Goal of the exercise
Leave out the pictures and copy everything else below exactly.

Input rows
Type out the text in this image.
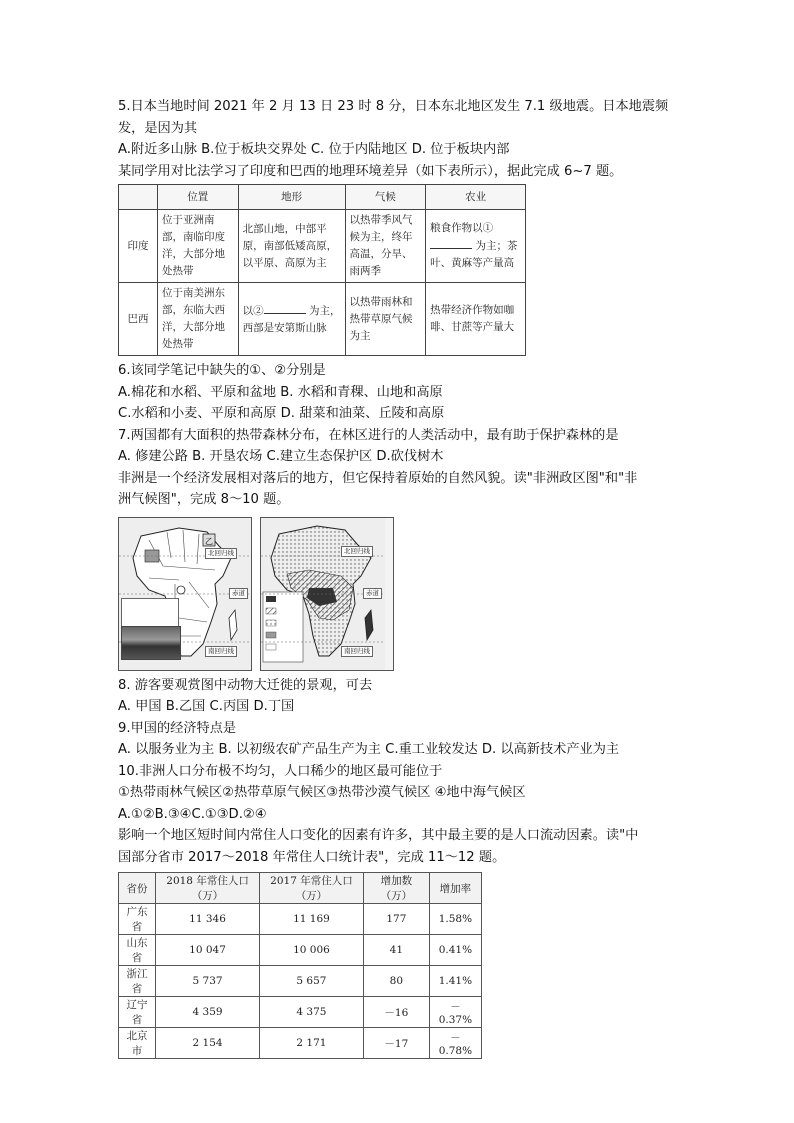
5.日本当地时间 2021 年 2 月 13 日 23 时 8 分，日本东北地区发生 7.1 级地震。日本地震频
发，是因为其
A.附近多山脉 B.位于板块交界处 C. 位于内陆地区 D. 位于板块内部
某同学用对比法学习了印度和巴西的地理环境差异（如下表所示），据此完成 6~7 题。
	位置	地形	气候	农业
印度	位于亚洲南部，南临印度洋，大部分地处热带	北部山地，中部平原，南部低矮高原，以平原、高原为主	以热带季风气候为主，终年高温，分旱、雨两季	粮食作物以① 为主；茶叶、黄麻等产量高
巴西	位于南美洲东部，东临大西洋，大部分地处热带	以② 为主，西部是安第斯山脉	以热带雨林和热带草原气候为主	热带经济作物如咖啡、甘蔗等产量大
6.该同学笔记中缺失的①、②分别是
A.棉花和水稻、平原和盆地 B. 水稻和青稞、山地和高原
C.水稻和小麦、平原和高原 D. 甜菜和油菜、丘陵和高原
7.两国都有大面积的热带森林分布，在林区进行的人类活动中，最有助于保护森林的是
A. 修建公路 B. 开垦农场 C.建立生态保护区 D.砍伐树木
非洲是一个经济发展相对落后的地方，但它保持着原始的自然风貌。读"非洲政区图"和"非
洲气候图"，完成 8～10 题。
乙
北回归线
赤道
南回归线
北回归线
赤道
南回归线
8. 游客要观赏图中动物大迁徙的景观，可去
A. 甲国 B.乙国 C.丙国 D.丁国
9.甲国的经济特点是
A. 以服务业为主 B. 以初级农矿产品生产为主 C.重工业较发达 D. 以高新技术产业为主
10.非洲人口分布极不均匀，人口稀少的地区最可能位于
①热带雨林气候区②热带草原气候区③热带沙漠气候区 ④地中海气候区
A.①②B.③④C.①③D.②④
影响一个地区短时间内常住人口变化的因素有许多，其中最主要的是人口流动因素。读"中
国部分省市 2017～2018 年常住人口统计表"，完成 11～12 题。
省份	2018 年常住人口（万）	2017 年常住人口（万）	增加数（万）	增加率
广东省	11 346	11 169	177	1.58%
山东省	10 047	10 006	41	0.41%
浙江省	5 737	5 657	80	1.41%
辽宁省	4 359	4 375	－16	－0.37%
北京市	2 154	2 171	－17	－0.78%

Reply to the task
Type out the text in this image.
5.日本当地时间 2021 年 2 月 13 日 23 时 8 分，日本东北地区发生 7.1 级地震。日本地震频
发，是因为其
A.附近多山脉 B.位于板块交界处 C. 位于内陆地区 D. 位于板块内部
某同学用对比法学习了印度和巴西的地理环境差异（如下表所示），据此完成 6~7 题。
	位置	地形	气候	农业
印度	位于亚洲南部，南临印度洋，大部分地处热带	北部山地，中部平原，南部低矮高原，以平原、高原为主	以热带季风气候为主，终年高温，分旱、雨两季	粮食作物以① 为主；茶叶、黄麻等产量高
巴西	位于南美洲东部，东临大西洋，大部分地处热带	以② 为主，西部是安第斯山脉	以热带雨林和热带草原气候为主	热带经济作物如咖啡、甘蔗等产量大
6.该同学笔记中缺失的①、②分别是
A.棉花和水稻、平原和盆地 B. 水稻和青稞、山地和高原
C.水稻和小麦、平原和高原 D. 甜菜和油菜、丘陵和高原
7.两国都有大面积的热带森林分布，在林区进行的人类活动中，最有助于保护森林的是
A. 修建公路 B. 开垦农场 C.建立生态保护区 D.砍伐树木
非洲是一个经济发展相对落后的地方，但它保持着原始的自然风貌。读"非洲政区图"和"非
洲气候图"，完成 8～10 题。
乙
北回归线
赤道
南回归线
北回归线
赤道
南回归线
8. 游客要观赏图中动物大迁徙的景观，可去
A. 甲国 B.乙国 C.丙国 D.丁国
9.甲国的经济特点是
A. 以服务业为主 B. 以初级农矿产品生产为主 C.重工业较发达 D. 以高新技术产业为主
10.非洲人口分布极不均匀，人口稀少的地区最可能位于
①热带雨林气候区②热带草原气候区③热带沙漠气候区 ④地中海气候区
A.①②B.③④C.①③D.②④
影响一个地区短时间内常住人口变化的因素有许多，其中最主要的是人口流动因素。读"中
国部分省市 2017～2018 年常住人口统计表"，完成 11～12 题。
省份	2018 年常住人口（万）	2017 年常住人口（万）	增加数（万）	增加率
广东省	11 346	11 169	177	1.58%
山东省	10 047	10 006	41	0.41%
浙江省	5 737	5 657	80	1.41%
辽宁省	4 359	4 375	－16	－0.37%
北京市	2 154	2 171	－17	－0.78%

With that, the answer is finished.